Given exercise → Go through the records and extract every line with the word "limited".

Supplied records →
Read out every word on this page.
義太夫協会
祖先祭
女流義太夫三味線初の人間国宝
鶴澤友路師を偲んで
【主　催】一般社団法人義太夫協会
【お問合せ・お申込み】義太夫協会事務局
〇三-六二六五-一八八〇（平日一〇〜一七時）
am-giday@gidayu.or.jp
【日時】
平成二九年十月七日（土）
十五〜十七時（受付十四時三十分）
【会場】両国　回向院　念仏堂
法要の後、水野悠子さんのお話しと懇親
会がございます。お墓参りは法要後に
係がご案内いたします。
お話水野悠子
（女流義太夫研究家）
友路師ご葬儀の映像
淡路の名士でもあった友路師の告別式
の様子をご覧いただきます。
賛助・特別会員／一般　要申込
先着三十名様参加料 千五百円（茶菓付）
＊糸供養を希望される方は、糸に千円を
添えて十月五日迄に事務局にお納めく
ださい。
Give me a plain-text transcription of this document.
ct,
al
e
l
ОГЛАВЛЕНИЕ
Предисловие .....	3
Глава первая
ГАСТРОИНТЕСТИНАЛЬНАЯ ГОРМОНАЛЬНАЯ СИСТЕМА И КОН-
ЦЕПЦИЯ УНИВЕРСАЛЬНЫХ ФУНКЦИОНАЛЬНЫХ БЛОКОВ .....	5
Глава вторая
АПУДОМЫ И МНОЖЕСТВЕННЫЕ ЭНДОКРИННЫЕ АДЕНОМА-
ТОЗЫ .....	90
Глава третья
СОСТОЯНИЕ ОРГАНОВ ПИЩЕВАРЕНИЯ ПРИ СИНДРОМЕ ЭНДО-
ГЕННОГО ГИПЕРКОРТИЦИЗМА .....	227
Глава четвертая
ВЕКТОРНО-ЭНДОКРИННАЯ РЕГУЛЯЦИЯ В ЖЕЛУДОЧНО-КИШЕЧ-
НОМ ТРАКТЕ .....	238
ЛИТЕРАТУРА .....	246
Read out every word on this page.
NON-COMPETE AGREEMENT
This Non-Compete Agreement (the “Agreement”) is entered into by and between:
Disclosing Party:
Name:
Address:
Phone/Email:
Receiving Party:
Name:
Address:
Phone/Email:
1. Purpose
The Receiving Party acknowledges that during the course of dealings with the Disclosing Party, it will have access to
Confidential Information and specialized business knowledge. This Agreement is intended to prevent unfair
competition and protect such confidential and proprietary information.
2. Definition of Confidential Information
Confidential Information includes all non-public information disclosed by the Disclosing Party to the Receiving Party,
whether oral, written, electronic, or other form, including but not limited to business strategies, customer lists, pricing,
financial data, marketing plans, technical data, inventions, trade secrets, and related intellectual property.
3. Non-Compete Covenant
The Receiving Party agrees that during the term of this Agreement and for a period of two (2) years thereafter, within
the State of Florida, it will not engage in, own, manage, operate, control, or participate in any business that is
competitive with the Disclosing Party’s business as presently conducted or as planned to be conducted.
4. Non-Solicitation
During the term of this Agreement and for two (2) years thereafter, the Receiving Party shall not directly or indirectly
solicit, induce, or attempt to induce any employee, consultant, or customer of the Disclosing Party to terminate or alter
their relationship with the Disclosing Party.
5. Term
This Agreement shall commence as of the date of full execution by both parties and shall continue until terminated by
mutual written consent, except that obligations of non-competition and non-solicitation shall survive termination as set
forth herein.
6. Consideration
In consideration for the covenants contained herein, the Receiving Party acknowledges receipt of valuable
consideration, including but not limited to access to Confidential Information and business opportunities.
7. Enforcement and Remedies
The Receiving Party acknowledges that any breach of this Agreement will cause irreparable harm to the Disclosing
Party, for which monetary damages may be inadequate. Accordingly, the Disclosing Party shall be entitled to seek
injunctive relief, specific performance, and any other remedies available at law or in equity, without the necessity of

Answer in full →
whether oral, written, electronic, or other form, including but not limited to business strategies, customer lists, pricing,
consideration, including but not limited to access to Confidential Information and business opportunities.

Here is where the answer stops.